→ **TASK PROMPT**: Examine the records and identify each line that includes the string "实施原则". Copy those lines.

A block of data:
——————————
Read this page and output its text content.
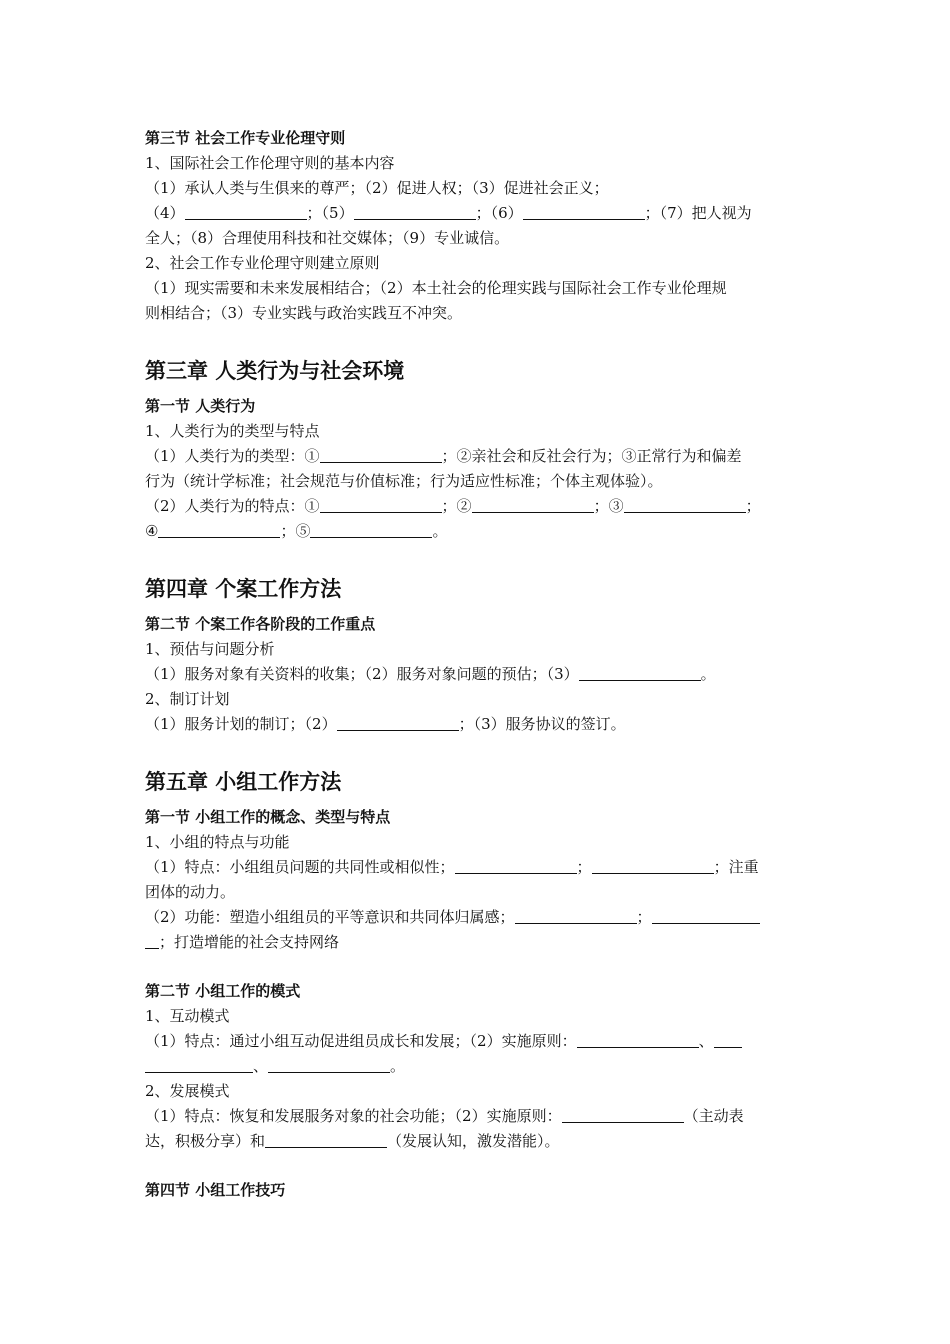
第三节 社会工作专业伦理守则

1、国际社会工作伦理守则的基本内容

（1）承认人类与生俱来的尊严；（2）促进人权；（3）促进社会正义；

（4）	；（5）	；（6）	；（7）把人视为

全人；（8）合理使用科技和社交媒体；（9）专业诚信。

2、社会工作专业伦理守则建立原则

（1）现实需要和未来发展相结合；（2）本土社会的伦理实践与国际社会工作专业伦理规

则相结合；（3）专业实践与政治实践互不冲突。

第三章 人类行为与社会环境

第一节 人类行为

1、人类行为的类型与特点

（1）人类行为的类型：①	；②亲社会和反社会行为；③正常行为和偏差

行为（统计学标准；社会规范与价值标准；行为适应性标准；个体主观体验）。

（2）人类行为的特点：①	；②	；③	；

④	；⑤	。

第四章 个案工作方法

第二节 个案工作各阶段的工作重点

1、预估与问题分析

（1）服务对象有关资料的收集；（2）服务对象问题的预估；（3）	。

2、制订计划

（1）服务计划的制订；（2）	；（3）服务协议的签订。

第五章 小组工作方法

第一节 小组工作的概念、类型与特点

1、小组的特点与功能

（1）特点：小组组员问题的共同性或相似性；	；	；注重

团体的动力。

（2）功能：塑造小组组员的平等意识和共同体归属感；	；

；打造增能的社会支持网络

第二节 小组工作的模式

1、互动模式

（1）特点：通过小组互动促进组员成长和发展；（2）实施原则：	、

、	。

2、发展模式

（1）特点：恢复和发展服务对象的社会功能；（2）实施原则：	（主动表

达，积极分享）和	（发展认知，激发潜能）。

第四节 小组工作技巧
——————————
→ **WRITTEN RESPONSE**:
（1）特点：通过小组互动促进组员成长和发展；（2）实施原则：	、
（1）特点：恢复和发展服务对象的社会功能；（2）实施原则：	（主动表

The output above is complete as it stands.